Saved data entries
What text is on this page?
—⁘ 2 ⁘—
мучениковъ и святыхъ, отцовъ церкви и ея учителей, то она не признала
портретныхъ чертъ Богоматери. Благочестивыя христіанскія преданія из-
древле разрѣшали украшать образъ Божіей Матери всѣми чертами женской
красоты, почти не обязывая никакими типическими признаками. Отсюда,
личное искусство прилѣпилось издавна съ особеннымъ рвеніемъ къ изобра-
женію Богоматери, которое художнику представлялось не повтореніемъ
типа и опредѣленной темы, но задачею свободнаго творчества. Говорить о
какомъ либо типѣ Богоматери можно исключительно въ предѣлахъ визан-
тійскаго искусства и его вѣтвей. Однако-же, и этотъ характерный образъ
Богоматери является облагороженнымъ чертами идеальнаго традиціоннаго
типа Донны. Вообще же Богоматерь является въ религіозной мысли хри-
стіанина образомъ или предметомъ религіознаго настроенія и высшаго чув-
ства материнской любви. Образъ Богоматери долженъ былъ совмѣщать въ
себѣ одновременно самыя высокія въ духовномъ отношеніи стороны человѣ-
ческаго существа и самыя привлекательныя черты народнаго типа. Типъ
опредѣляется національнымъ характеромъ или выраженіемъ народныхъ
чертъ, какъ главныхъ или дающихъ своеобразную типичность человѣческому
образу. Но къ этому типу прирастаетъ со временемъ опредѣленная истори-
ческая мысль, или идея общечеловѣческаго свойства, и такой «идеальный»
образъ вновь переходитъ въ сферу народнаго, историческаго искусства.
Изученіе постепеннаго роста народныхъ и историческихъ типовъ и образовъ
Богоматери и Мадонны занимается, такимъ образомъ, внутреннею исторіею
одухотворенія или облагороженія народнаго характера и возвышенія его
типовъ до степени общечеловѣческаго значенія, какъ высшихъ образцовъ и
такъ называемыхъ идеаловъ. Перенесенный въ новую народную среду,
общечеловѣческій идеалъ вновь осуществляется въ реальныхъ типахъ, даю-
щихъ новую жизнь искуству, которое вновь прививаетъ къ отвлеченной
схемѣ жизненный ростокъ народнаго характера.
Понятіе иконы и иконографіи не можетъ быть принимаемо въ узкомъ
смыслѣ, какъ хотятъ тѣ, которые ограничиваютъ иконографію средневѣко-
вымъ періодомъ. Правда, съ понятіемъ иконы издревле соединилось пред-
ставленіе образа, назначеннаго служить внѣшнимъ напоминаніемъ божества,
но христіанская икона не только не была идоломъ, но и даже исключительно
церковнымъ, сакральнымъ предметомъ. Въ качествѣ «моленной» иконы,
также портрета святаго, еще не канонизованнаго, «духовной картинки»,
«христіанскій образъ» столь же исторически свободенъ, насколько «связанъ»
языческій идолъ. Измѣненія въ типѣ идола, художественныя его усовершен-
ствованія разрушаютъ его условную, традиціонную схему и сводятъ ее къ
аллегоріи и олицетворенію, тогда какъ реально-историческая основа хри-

> **Direction**
Scan the records above for the string "вновь", then report every line that contains it.

> **Solution below**
образъ вновь переходитъ въ сферу народнаго, историческаго искусства.
общечеловѣческій идеалъ вновь осуществляется въ реальныхъ типахъ, даю-
щихъ новую жизнь искуству, которое вновь прививаетъ къ отвлеченной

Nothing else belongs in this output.